__Stored records__:

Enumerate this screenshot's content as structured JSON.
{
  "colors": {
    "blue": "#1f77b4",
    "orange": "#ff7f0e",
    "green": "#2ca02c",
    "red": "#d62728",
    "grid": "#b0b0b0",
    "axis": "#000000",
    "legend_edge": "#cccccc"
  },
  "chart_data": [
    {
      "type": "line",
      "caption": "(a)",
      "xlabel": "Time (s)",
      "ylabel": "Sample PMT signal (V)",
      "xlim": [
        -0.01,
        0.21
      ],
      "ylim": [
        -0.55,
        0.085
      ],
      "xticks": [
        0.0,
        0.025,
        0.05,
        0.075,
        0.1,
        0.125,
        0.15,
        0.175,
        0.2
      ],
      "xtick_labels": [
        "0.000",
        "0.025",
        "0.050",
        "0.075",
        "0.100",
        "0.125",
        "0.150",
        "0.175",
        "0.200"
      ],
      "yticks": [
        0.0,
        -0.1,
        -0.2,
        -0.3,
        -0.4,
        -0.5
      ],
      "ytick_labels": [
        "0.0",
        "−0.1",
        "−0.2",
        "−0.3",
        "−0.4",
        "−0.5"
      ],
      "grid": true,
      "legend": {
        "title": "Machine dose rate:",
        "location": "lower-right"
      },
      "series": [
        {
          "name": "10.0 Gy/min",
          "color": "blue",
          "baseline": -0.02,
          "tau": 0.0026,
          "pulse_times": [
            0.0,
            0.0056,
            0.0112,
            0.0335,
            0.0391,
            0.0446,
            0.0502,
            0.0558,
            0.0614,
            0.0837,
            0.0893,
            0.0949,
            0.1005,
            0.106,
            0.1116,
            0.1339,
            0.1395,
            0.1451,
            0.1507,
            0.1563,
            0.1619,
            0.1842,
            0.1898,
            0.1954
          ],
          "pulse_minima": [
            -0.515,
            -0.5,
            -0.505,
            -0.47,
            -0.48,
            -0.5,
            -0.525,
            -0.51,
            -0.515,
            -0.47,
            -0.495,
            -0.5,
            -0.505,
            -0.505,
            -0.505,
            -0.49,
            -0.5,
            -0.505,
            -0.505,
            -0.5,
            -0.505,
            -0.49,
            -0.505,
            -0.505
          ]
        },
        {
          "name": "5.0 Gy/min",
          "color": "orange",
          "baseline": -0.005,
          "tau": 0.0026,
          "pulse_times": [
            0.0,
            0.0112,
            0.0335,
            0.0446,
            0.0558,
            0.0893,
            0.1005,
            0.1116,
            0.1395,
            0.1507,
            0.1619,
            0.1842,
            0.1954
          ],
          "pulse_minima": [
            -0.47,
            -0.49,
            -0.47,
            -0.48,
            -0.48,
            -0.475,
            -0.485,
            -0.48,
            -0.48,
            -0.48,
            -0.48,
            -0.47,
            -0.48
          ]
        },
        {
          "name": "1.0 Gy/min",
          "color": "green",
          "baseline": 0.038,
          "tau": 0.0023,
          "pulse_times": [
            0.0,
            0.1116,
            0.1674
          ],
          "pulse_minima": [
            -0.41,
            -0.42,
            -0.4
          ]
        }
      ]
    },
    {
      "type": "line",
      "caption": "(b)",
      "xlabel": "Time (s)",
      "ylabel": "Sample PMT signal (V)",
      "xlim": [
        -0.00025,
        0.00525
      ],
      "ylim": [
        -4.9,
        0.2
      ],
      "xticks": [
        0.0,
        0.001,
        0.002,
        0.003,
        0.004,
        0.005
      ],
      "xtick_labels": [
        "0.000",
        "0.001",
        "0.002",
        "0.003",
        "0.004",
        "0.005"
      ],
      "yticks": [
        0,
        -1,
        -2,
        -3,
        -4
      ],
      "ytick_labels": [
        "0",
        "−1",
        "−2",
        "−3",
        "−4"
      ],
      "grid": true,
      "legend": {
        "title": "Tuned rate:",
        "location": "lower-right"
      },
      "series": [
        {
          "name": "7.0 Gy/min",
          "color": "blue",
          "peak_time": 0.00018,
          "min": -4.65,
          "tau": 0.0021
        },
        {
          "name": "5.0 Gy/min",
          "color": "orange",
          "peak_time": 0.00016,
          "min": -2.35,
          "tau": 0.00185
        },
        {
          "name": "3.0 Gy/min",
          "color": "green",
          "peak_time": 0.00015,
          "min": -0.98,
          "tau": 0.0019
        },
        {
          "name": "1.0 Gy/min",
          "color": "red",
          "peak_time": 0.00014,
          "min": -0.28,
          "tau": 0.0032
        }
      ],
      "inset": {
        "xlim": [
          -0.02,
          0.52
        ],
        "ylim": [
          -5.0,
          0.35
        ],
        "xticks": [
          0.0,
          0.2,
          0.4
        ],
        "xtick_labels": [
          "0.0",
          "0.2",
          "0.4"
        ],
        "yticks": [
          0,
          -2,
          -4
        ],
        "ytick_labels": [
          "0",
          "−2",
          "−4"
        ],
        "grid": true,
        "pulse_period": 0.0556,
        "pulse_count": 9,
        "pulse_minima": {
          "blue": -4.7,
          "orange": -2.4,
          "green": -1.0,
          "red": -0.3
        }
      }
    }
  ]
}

__What is needed__: Where a line in the entries holds the word "grid", copy that line.

__Written solution__:
    "grid": "#b0b0b0",
      "grid": true,
      "grid": true,
        "grid": true,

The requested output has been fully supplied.